** Begin Items **

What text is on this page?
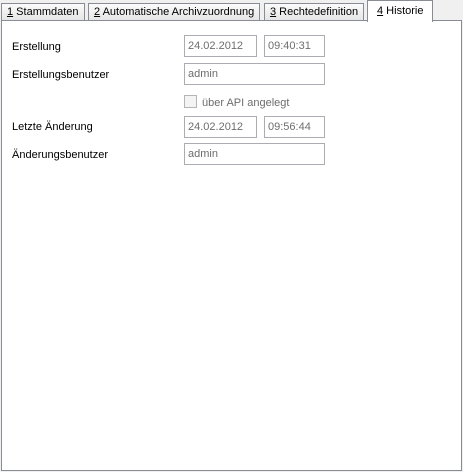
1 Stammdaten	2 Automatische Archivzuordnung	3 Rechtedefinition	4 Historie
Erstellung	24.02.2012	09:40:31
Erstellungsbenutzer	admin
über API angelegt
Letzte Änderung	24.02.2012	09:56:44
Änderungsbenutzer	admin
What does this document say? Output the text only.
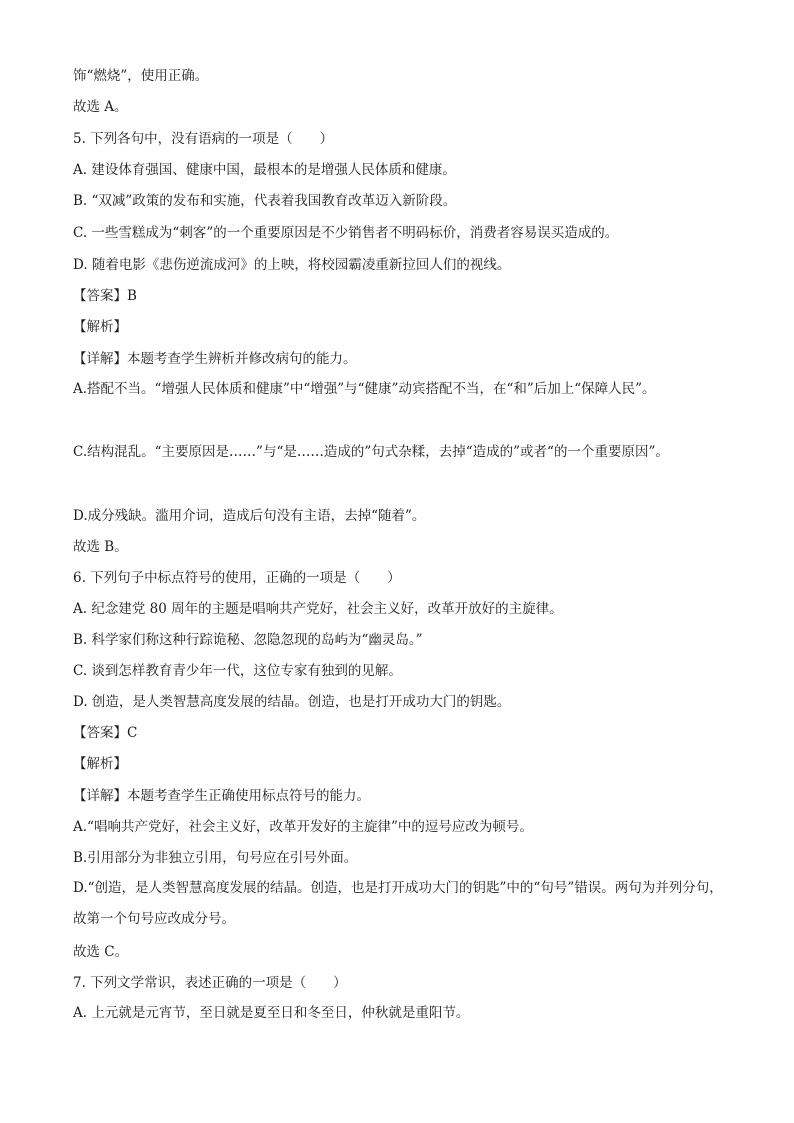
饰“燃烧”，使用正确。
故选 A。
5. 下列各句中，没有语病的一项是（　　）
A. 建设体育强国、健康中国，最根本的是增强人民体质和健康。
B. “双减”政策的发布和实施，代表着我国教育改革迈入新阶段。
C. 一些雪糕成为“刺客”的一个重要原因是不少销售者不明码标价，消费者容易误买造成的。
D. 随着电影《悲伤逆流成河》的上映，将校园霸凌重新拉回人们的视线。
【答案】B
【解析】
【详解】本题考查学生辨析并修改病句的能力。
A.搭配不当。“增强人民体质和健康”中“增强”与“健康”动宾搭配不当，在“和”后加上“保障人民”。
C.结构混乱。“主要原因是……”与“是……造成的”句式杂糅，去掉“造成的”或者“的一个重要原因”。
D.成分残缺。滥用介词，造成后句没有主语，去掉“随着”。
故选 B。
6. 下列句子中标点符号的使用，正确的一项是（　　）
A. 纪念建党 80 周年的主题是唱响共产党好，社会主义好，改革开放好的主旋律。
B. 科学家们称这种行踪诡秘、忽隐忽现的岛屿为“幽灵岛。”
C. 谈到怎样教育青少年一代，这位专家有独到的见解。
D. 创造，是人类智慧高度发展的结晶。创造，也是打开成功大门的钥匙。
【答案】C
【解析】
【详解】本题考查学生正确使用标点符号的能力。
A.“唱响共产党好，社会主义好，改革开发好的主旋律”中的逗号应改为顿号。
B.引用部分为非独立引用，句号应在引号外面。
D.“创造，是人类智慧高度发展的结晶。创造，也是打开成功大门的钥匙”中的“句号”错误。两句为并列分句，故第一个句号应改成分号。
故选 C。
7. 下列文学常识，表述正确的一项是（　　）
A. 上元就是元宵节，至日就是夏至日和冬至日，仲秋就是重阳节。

** End Items **

* [Directions] Output exactly the lines from the one containing "What does this" through the last line of the records above, both included, and leave out the pictures.

* [Answer to this task]
What does this document say? Output the text only.
饰“燃烧”，使用正确。
故选 A。
5. 下列各句中，没有语病的一项是（　　）
A. 建设体育强国、健康中国，最根本的是增强人民体质和健康。
B. “双减”政策的发布和实施，代表着我国教育改革迈入新阶段。
C. 一些雪糕成为“刺客”的一个重要原因是不少销售者不明码标价，消费者容易误买造成的。
D. 随着电影《悲伤逆流成河》的上映，将校园霸凌重新拉回人们的视线。
【答案】B
【解析】
【详解】本题考查学生辨析并修改病句的能力。
A.搭配不当。“增强人民体质和健康”中“增强”与“健康”动宾搭配不当，在“和”后加上“保障人民”。
C.结构混乱。“主要原因是……”与“是……造成的”句式杂糅，去掉“造成的”或者“的一个重要原因”。
D.成分残缺。滥用介词，造成后句没有主语，去掉“随着”。
故选 B。
6. 下列句子中标点符号的使用，正确的一项是（　　）
A. 纪念建党 80 周年的主题是唱响共产党好，社会主义好，改革开放好的主旋律。
B. 科学家们称这种行踪诡秘、忽隐忽现的岛屿为“幽灵岛。”
C. 谈到怎样教育青少年一代，这位专家有独到的见解。
D. 创造，是人类智慧高度发展的结晶。创造，也是打开成功大门的钥匙。
【答案】C
【解析】
【详解】本题考查学生正确使用标点符号的能力。
A.“唱响共产党好，社会主义好，改革开发好的主旋律”中的逗号应改为顿号。
B.引用部分为非独立引用，句号应在引号外面。
D.“创造，是人类智慧高度发展的结晶。创造，也是打开成功大门的钥匙”中的“句号”错误。两句为并列分句，故第一个句号应改成分号。
故选 C。
7. 下列文学常识，表述正确的一项是（　　）
A. 上元就是元宵节，至日就是夏至日和冬至日，仲秋就是重阳节。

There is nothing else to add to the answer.